Page added on April 8, 2016
Well, this is a bit of a disappointment. We have oil flying (up nearly 7 percent!), we have a weak dollar, we have China quiet all week, and we have a dovish Fed that traders believe have put some kind of floor under the market.
And this is all we get? The Dow Industrials up 40 points in a lackluster, average-volume session? In the past months, if oil would be up 7 percent and the dollar would be weak, we would have been up 200-250 points. What’s wrong?
You can argue oil may be decoupling from the markets. Maybe. But the usual suspects that would benefit from a weak dollar are all up: energy, materials, industrials. In fact, there’s more than four stocks advancing for every one declining.
So, why the crummy point action?
I think the problem is that the “V” rally is over.
Remember, we dropped big in January and February on fears of a recession. We rallied back when it became clear that: 1) a recession is highly unlikely, and 2) the Fed is so dovish that they are putting a “floor” under the markets.
So, a good part of the rally was predicated on a dovish Fed, which we now have. A more dovish Fed is now priced in to the market.
As for oil, if you believe $26 is the bottom — and as time goes by it is increasingly looking like that is the case — it is getting harder to get an equity reaction. The main worry was, where’s the bottom?
The problem is not finding a bottom, it’s how much upside there is to the market. Investors are not enthusiastic about buying at these levels because they’re not at all sold on paying up with stocks near historic highs and no appreciable global growth outside the U.S.
What about earnings? We all know that earnings are down four consecutive quarters. Intuitively, this sounds like it is not good news, and I certainly agree.
But all weak earnings does is put a ceiling on stocks. And there is a ceiling: the markets topped out a year ago. Right?
So, we have a floor to the market, and we have a ceiling. What’s this all mean?
Trading range. I said the market was a “solid hold” two weeks ago, and nothing I have seen since then has made me change my mind.
What would change this dynamic? If we could inch our way to a new high — 2,130 was the old historic high, way back in May 2015 — it would be a breakout from the range and might force some marginal money back in.

• [DATA]

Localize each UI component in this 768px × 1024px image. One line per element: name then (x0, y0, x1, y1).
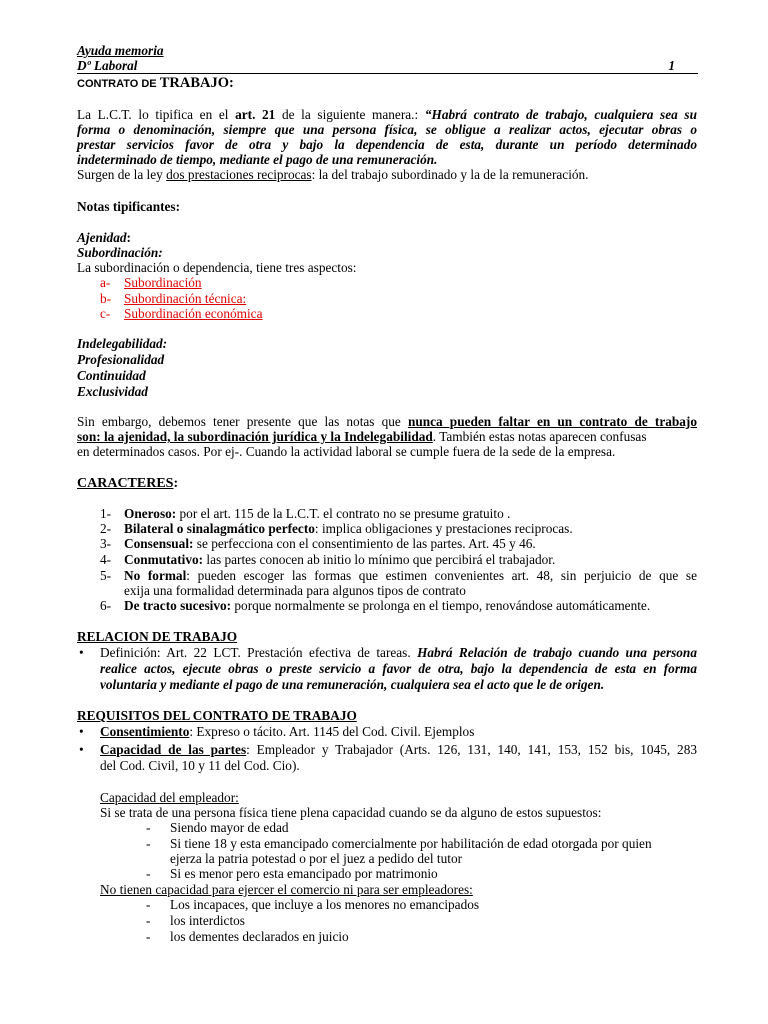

• [DIRECTION] In the market commentary, what level is given as the old historic high, and when was it reached?

• [FULL SOLUTION] 2,130, in May 2015.